**WHAT YOU SHOULD DO:**
Can the data below be echoed back word for word?

**SUPPLIED DATA:**
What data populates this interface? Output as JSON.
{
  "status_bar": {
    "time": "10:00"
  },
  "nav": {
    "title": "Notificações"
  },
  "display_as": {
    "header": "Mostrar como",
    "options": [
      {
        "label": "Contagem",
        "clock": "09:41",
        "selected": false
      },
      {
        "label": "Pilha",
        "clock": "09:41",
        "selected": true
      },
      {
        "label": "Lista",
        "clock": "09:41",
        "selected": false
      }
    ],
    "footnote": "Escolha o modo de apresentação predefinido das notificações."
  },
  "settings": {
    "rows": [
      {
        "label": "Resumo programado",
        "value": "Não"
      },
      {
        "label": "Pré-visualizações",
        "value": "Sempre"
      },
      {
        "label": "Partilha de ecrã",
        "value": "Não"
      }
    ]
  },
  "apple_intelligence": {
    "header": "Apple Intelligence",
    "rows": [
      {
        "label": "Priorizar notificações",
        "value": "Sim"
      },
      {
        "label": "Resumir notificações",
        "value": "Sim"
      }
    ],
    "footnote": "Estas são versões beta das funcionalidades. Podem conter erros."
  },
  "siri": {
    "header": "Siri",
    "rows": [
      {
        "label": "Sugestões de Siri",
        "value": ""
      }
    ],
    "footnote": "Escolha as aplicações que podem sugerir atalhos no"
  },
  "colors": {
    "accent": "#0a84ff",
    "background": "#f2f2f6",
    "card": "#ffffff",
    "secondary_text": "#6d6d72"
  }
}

**COMPLETE OUTPUT:**
What data populates this interface? Output as JSON.
{
  "status_bar": {
    "time": "10:00"
  },
  "nav": {
    "title": "Notificações"
  },
  "display_as": {
    "header": "Mostrar como",
    "options": [
      {
        "label": "Contagem",
        "clock": "09:41",
        "selected": false
      },
      {
        "label": "Pilha",
        "clock": "09:41",
        "selected": true
      },
      {
        "label": "Lista",
        "clock": "09:41",
        "selected": false
      }
    ],
    "footnote": "Escolha o modo de apresentação predefinido das notificações."
  },
  "settings": {
    "rows": [
      {
        "label": "Resumo programado",
        "value": "Não"
      },
      {
        "label": "Pré-visualizações",
        "value": "Sempre"
      },
      {
        "label": "Partilha de ecrã",
        "value": "Não"
      }
    ]
  },
  "apple_intelligence": {
    "header": "Apple Intelligence",
    "rows": [
      {
        "label": "Priorizar notificações",
        "value": "Sim"
      },
      {
        "label": "Resumir notificações",
        "value": "Sim"
      }
    ],
    "footnote": "Estas são versões beta das funcionalidades. Podem conter erros."
  },
  "siri": {
    "header": "Siri",
    "rows": [
      {
        "label": "Sugestões de Siri",
        "value": ""
      }
    ],
    "footnote": "Escolha as aplicações que podem sugerir atalhos no"
  },
  "colors": {
    "accent": "#0a84ff",
    "background": "#f2f2f6",
    "card": "#ffffff",
    "secondary_text": "#6d6d72"
  }
}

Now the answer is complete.